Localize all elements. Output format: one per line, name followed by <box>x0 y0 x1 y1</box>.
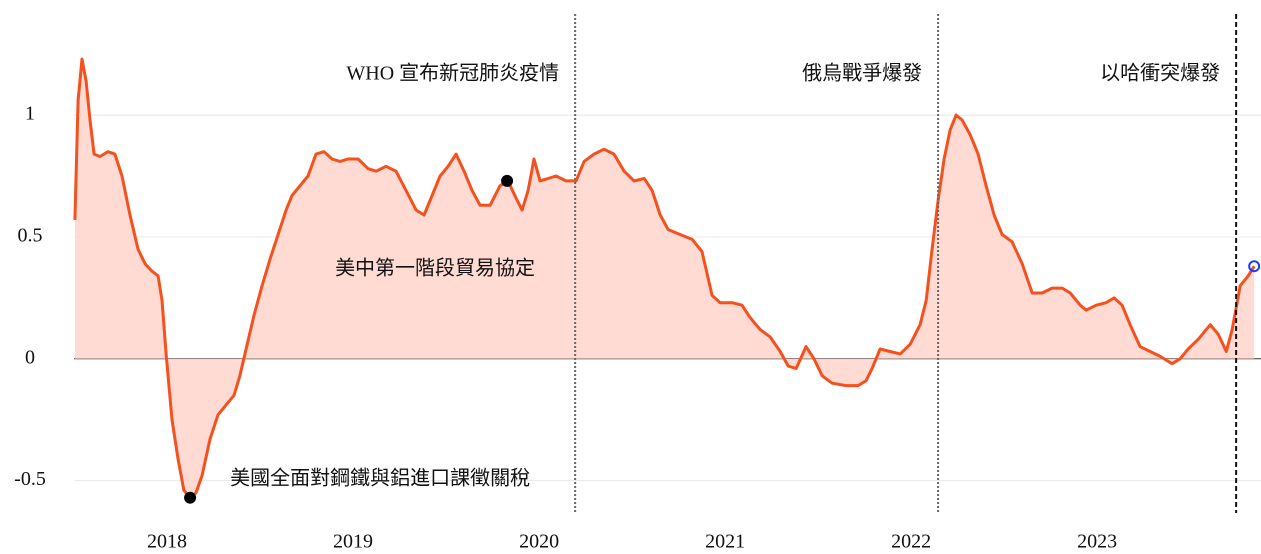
y-tick-label: -0.5 <box>14 468 46 490</box>
point-label: 美國全面對鋼鐵與鋁進口課徵關稅 <box>230 465 530 489</box>
x-tick-label: 2022 <box>891 531 931 553</box>
event-label: 以哈衝突爆發 <box>1100 62 1220 85</box>
x-tick-label: 2018 <box>147 531 187 553</box>
line <box>73 57 1256 500</box>
y-tick-label: 0 <box>25 346 35 368</box>
y-tick-label: 0.5 <box>18 225 43 247</box>
point-marker <box>184 491 197 504</box>
x-tick-label: 2021 <box>705 531 745 553</box>
point-marker <box>501 174 514 187</box>
x-tick-label: 2020 <box>519 531 559 553</box>
event-label: WHO 宣布新冠肺炎疫情 <box>346 62 559 85</box>
x-tick-label: 2019 <box>333 531 373 553</box>
area-fill <box>74 59 1255 498</box>
event-label: 俄烏戰爭爆發 <box>802 62 922 85</box>
x-tick-label: 2023 <box>1077 531 1117 553</box>
y-tick-label: 1 <box>25 103 35 125</box>
point-label: 美中第一階段貿易協定 <box>335 256 535 279</box>
end-marker <box>1248 260 1261 273</box>
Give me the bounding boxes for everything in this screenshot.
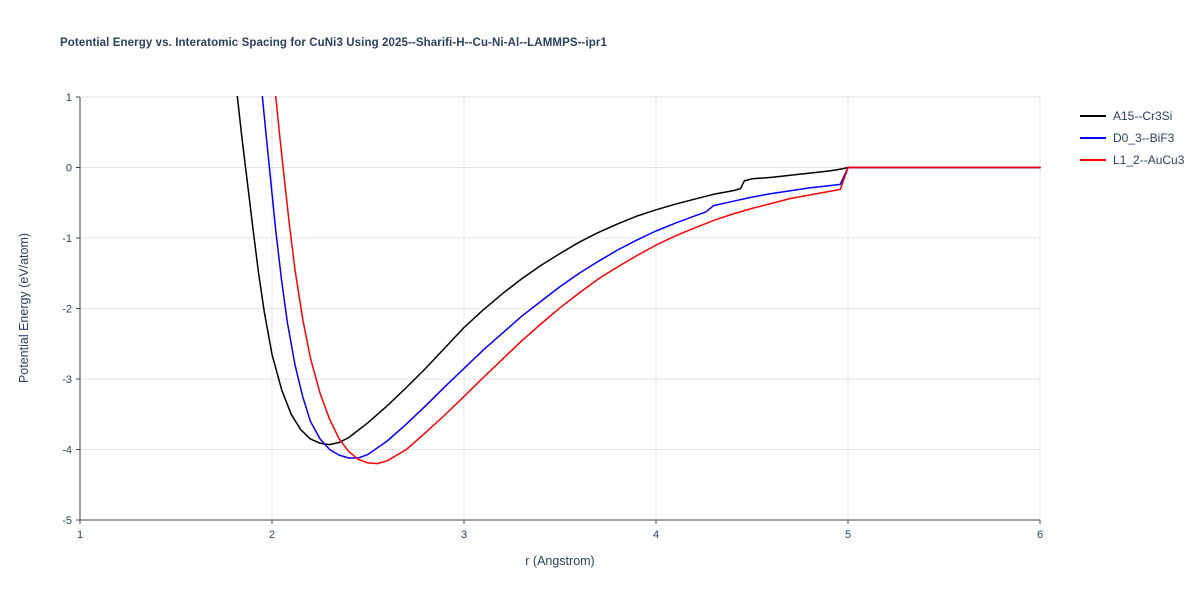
┄┄┄┄┄┄┄┄┄┄┄┄┄┄┄┄┄┄┄┄
*AIM*: Rewrite every line of the items above as a numbered list, leaving out blank lines and the pictures.

*SOLUTION TO THE PROBLEM*:
1. Localize all elements. Output format: one per line, name followed by <box>x0 y0 x1 y1</box>.
2. y-tick-label: -0.5 <box>14 468 46 490</box>
3. point-label: 美國全面對鋼鐵與鋁進口課徵關稅 <box>230 465 530 489</box>
4. x-tick-label: 2022 <box>891 531 931 553</box>
5. event-label: 以哈衝突爆發 <box>1100 62 1220 85</box>
6. x-tick-label: 2018 <box>147 531 187 553</box>
7. line <box>73 57 1256 500</box>
8. y-tick-label: 0 <box>25 346 35 368</box>
9. y-tick-label: 0.5 <box>18 225 43 247</box>
10. point-marker <box>184 491 197 504</box>
11. x-tick-label: 2021 <box>705 531 745 553</box>
12. point-marker <box>501 174 514 187</box>
13. x-tick-label: 2020 <box>519 531 559 553</box>
14. event-label: WHO 宣布新冠肺炎疫情 <box>346 62 559 85</box>
15. x-tick-label: 2019 <box>333 531 373 553</box>
16. area-fill <box>74 59 1255 498</box>
17. event-label: 俄烏戰爭爆發 <box>802 62 922 85</box>
18. x-tick-label: 2023 <box>1077 531 1117 553</box>
19. y-tick-label: 1 <box>25 103 35 125</box>
20. point-label: 美中第一階段貿易協定 <box>335 256 535 279</box>
21. end-marker <box>1248 260 1261 273</box>
22. Give me the bounding boxes for everything in this screenshot.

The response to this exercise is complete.